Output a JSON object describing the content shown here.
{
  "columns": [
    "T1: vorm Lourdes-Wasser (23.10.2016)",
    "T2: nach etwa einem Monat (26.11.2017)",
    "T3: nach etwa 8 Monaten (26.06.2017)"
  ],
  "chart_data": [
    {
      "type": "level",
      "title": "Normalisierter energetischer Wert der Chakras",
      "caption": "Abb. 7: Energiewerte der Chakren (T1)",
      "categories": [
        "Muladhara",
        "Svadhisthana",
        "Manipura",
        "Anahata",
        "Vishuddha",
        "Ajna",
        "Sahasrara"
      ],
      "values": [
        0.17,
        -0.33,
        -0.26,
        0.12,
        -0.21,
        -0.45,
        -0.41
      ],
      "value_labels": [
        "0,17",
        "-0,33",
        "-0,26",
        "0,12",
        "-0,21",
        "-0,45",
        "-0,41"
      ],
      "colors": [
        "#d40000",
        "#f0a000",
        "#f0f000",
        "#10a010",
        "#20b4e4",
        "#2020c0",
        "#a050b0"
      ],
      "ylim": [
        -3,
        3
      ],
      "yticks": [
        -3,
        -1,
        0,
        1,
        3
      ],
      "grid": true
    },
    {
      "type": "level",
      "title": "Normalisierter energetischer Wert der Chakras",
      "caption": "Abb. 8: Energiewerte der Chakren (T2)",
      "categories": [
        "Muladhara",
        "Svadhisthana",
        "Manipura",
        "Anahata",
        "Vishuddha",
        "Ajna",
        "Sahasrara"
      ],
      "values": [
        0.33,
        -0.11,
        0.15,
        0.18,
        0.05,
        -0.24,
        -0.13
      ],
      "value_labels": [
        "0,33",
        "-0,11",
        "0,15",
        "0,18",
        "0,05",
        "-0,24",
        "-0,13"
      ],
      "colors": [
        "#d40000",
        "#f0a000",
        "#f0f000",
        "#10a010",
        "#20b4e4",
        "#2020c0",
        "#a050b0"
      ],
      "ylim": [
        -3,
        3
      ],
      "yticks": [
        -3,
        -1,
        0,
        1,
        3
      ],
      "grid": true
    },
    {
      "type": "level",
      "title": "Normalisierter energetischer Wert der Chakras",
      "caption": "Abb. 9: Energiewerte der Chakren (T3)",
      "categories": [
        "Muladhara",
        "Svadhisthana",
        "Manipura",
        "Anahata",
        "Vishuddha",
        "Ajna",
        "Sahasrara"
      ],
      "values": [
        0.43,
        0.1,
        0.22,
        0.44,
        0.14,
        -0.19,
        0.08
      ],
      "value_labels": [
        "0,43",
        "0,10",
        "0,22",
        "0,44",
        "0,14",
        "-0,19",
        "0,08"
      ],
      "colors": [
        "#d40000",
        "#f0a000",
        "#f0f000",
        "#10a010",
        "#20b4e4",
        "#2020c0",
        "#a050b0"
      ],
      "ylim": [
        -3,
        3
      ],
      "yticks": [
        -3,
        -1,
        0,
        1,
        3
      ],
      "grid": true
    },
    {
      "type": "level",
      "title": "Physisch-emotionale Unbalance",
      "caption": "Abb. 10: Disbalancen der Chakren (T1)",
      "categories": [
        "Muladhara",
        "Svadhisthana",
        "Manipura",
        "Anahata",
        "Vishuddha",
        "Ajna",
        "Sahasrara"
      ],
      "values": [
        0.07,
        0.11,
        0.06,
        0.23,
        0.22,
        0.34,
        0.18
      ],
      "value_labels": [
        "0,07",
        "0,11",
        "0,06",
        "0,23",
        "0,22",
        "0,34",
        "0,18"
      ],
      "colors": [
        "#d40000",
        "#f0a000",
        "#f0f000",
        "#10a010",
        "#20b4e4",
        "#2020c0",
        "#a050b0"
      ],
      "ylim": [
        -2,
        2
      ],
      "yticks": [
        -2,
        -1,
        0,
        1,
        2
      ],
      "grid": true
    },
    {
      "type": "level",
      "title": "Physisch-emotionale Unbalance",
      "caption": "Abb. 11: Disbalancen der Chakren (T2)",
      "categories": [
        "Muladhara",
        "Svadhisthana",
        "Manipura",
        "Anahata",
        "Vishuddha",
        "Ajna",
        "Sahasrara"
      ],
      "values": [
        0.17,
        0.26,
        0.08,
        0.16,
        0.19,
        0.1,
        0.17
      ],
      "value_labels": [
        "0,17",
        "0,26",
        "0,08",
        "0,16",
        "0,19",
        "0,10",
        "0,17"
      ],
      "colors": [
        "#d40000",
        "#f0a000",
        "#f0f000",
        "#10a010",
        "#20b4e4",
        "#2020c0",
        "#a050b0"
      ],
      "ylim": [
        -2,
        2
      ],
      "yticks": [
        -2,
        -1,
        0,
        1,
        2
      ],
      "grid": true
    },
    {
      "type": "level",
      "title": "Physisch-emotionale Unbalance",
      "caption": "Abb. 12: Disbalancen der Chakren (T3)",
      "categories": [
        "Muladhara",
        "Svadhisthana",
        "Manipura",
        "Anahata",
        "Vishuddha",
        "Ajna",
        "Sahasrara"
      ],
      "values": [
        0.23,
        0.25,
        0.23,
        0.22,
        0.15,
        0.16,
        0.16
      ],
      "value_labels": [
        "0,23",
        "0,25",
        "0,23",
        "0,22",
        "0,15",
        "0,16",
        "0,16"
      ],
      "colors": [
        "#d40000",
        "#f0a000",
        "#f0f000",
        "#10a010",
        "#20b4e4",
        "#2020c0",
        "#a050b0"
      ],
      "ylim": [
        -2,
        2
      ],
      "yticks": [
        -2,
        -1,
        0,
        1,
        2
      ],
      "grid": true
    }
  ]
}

-----

What is being asked: Output the entries verbatim.

Written solution:
Output a JSON object describing the content shown here.
{
  "columns": [
    "T1: vorm Lourdes-Wasser (23.10.2016)",
    "T2: nach etwa einem Monat (26.11.2017)",
    "T3: nach etwa 8 Monaten (26.06.2017)"
  ],
  "chart_data": [
    {
      "type": "level",
      "title": "Normalisierter energetischer Wert der Chakras",
      "caption": "Abb. 7: Energiewerte der Chakren (T1)",
      "categories": [
        "Muladhara",
        "Svadhisthana",
        "Manipura",
        "Anahata",
        "Vishuddha",
        "Ajna",
        "Sahasrara"
      ],
      "values": [
        0.17,
        -0.33,
        -0.26,
        0.12,
        -0.21,
        -0.45,
        -0.41
      ],
      "value_labels": [
        "0,17",
        "-0,33",
        "-0,26",
        "0,12",
        "-0,21",
        "-0,45",
        "-0,41"
      ],
      "colors": [
        "#d40000",
        "#f0a000",
        "#f0f000",
        "#10a010",
        "#20b4e4",
        "#2020c0",
        "#a050b0"
      ],
      "ylim": [
        -3,
        3
      ],
      "yticks": [
        -3,
        -1,
        0,
        1,
        3
      ],
      "grid": true
    },
    {
      "type": "level",
      "title": "Normalisierter energetischer Wert der Chakras",
      "caption": "Abb. 8: Energiewerte der Chakren (T2)",
      "categories": [
        "Muladhara",
        "Svadhisthana",
        "Manipura",
        "Anahata",
        "Vishuddha",
        "Ajna",
        "Sahasrara"
      ],
      "values": [
        0.33,
        -0.11,
        0.15,
        0.18,
        0.05,
        -0.24,
        -0.13
      ],
      "value_labels": [
        "0,33",
        "-0,11",
        "0,15",
        "0,18",
        "0,05",
        "-0,24",
        "-0,13"
      ],
      "colors": [
        "#d40000",
        "#f0a000",
        "#f0f000",
        "#10a010",
        "#20b4e4",
        "#2020c0",
        "#a050b0"
      ],
      "ylim": [
        -3,
        3
      ],
      "yticks": [
        -3,
        -1,
        0,
        1,
        3
      ],
      "grid": true
    },
    {
      "type": "level",
      "title": "Normalisierter energetischer Wert der Chakras",
      "caption": "Abb. 9: Energiewerte der Chakren (T3)",
      "categories": [
        "Muladhara",
        "Svadhisthana",
        "Manipura",
        "Anahata",
        "Vishuddha",
        "Ajna",
        "Sahasrara"
      ],
      "values": [
        0.43,
        0.1,
        0.22,
        0.44,
        0.14,
        -0.19,
        0.08
      ],
      "value_labels": [
        "0,43",
        "0,10",
        "0,22",
        "0,44",
        "0,14",
        "-0,19",
        "0,08"
      ],
      "colors": [
        "#d40000",
        "#f0a000",
        "#f0f000",
        "#10a010",
        "#20b4e4",
        "#2020c0",
        "#a050b0"
      ],
      "ylim": [
        -3,
        3
      ],
      "yticks": [
        -3,
        -1,
        0,
        1,
        3
      ],
      "grid": true
    },
    {
      "type": "level",
      "title": "Physisch-emotionale Unbalance",
      "caption": "Abb. 10: Disbalancen der Chakren (T1)",
      "categories": [
        "Muladhara",
        "Svadhisthana",
        "Manipura",
        "Anahata",
        "Vishuddha",
        "Ajna",
        "Sahasrara"
      ],
      "values": [
        0.07,
        0.11,
        0.06,
        0.23,
        0.22,
        0.34,
        0.18
      ],
      "value_labels": [
        "0,07",
        "0,11",
        "0,06",
        "0,23",
        "0,22",
        "0,34",
        "0,18"
      ],
      "colors": [
        "#d40000",
        "#f0a000",
        "#f0f000",
        "#10a010",
        "#20b4e4",
        "#2020c0",
        "#a050b0"
      ],
      "ylim": [
        -2,
        2
      ],
      "yticks": [
        -2,
        -1,
        0,
        1,
        2
      ],
      "grid": true
    },
    {
      "type": "level",
      "title": "Physisch-emotionale Unbalance",
      "caption": "Abb. 11: Disbalancen der Chakren (T2)",
      "categories": [
        "Muladhara",
        "Svadhisthana",
        "Manipura",
        "Anahata",
        "Vishuddha",
        "Ajna",
        "Sahasrara"
      ],
      "values": [
        0.17,
        0.26,
        0.08,
        0.16,
        0.19,
        0.1,
        0.17
      ],
      "value_labels": [
        "0,17",
        "0,26",
        "0,08",
        "0,16",
        "0,19",
        "0,10",
        "0,17"
      ],
      "colors": [
        "#d40000",
        "#f0a000",
        "#f0f000",
        "#10a010",
        "#20b4e4",
        "#2020c0",
        "#a050b0"
      ],
      "ylim": [
        -2,
        2
      ],
      "yticks": [
        -2,
        -1,
        0,
        1,
        2
      ],
      "grid": true
    },
    {
      "type": "level",
      "title": "Physisch-emotionale Unbalance",
      "caption": "Abb. 12: Disbalancen der Chakren (T3)",
      "categories": [
        "Muladhara",
        "Svadhisthana",
        "Manipura",
        "Anahata",
        "Vishuddha",
        "Ajna",
        "Sahasrara"
      ],
      "values": [
        0.23,
        0.25,
        0.23,
        0.22,
        0.15,
        0.16,
        0.16
      ],
      "value_labels": [
        "0,23",
        "0,25",
        "0,23",
        "0,22",
        "0,15",
        "0,16",
        "0,16"
      ],
      "colors": [
        "#d40000",
        "#f0a000",
        "#f0f000",
        "#10a010",
        "#20b4e4",
        "#2020c0",
        "#a050b0"
      ],
      "ylim": [
        -2,
        2
      ],
      "yticks": [
        -2,
        -1,
        0,
        1,
        2
      ],
      "grid": true
    }
  ]
}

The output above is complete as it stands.